[MATERIALS PROVIDED]:
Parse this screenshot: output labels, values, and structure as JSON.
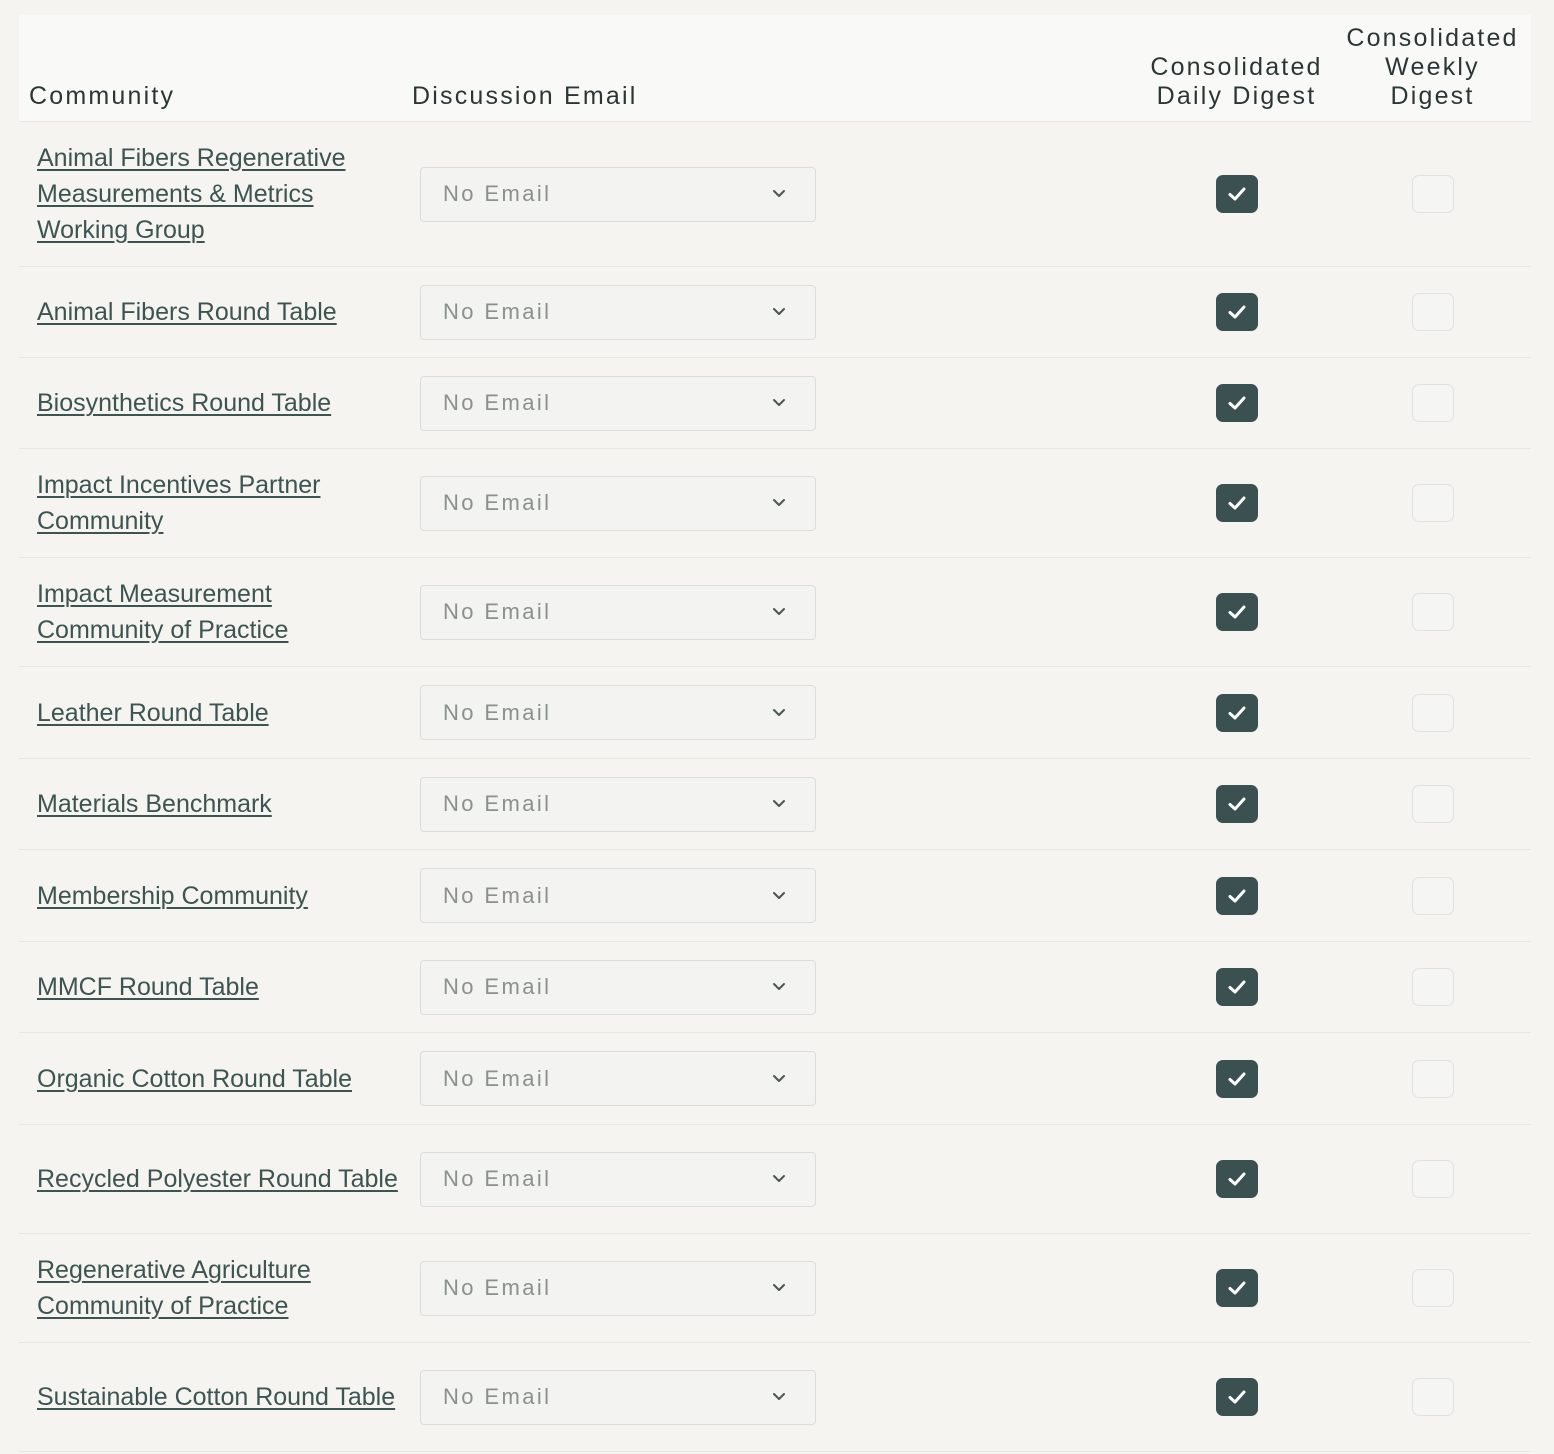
{
  "table": {
    "headers": {
      "community": "Community",
      "discussion_email": "Discussion Email",
      "daily_digest_line1": "Consolidated",
      "daily_digest_line2": "Daily Digest",
      "weekly_digest_line1": "Consolidated",
      "weekly_digest_line2": "Weekly",
      "weekly_digest_line3": "Digest"
    },
    "rows": [
      {
        "community": "Animal Fibers Regenerative Measurements & Metrics Working Group",
        "email": "No Email",
        "daily": true,
        "weekly": false
      },
      {
        "community": "Animal Fibers Round Table",
        "email": "No Email",
        "daily": true,
        "weekly": false
      },
      {
        "community": "Biosynthetics Round Table",
        "email": "No Email",
        "daily": true,
        "weekly": false
      },
      {
        "community": "Impact Incentives Partner Community",
        "email": "No Email",
        "daily": true,
        "weekly": false
      },
      {
        "community": "Impact Measurement Community of Practice",
        "email": "No Email",
        "daily": true,
        "weekly": false
      },
      {
        "community": "Leather Round Table",
        "email": "No Email",
        "daily": true,
        "weekly": false
      },
      {
        "community": "Materials Benchmark",
        "email": "No Email",
        "daily": true,
        "weekly": false
      },
      {
        "community": "Membership Community",
        "email": "No Email",
        "daily": true,
        "weekly": false
      },
      {
        "community": "MMCF Round Table",
        "email": "No Email",
        "daily": true,
        "weekly": false
      },
      {
        "community": "Organic Cotton Round Table",
        "email": "No Email",
        "daily": true,
        "weekly": false
      },
      {
        "community": "Recycled Polyester Round Table",
        "email": "No Email",
        "daily": true,
        "weekly": false
      },
      {
        "community": "Regenerative Agriculture Community of Practice",
        "email": "No Email",
        "daily": true,
        "weekly": false
      },
      {
        "community": "Sustainable Cotton Round Table",
        "email": "No Email",
        "daily": true,
        "weekly": false
      }
    ]
  },
  "icons": {
    "dropdown": "chevron-down-icon",
    "check": "check-icon"
  },
  "colors": {
    "background": "#f5f4f0",
    "checked_fill": "#3b5050",
    "link": "#3d5552"
  }
}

[INSTRUCTIONS TO FOLLOW]: Each line holding the word "Consolidated" counts once; report the total and nothing else.

[TASK OUTPUT]: 2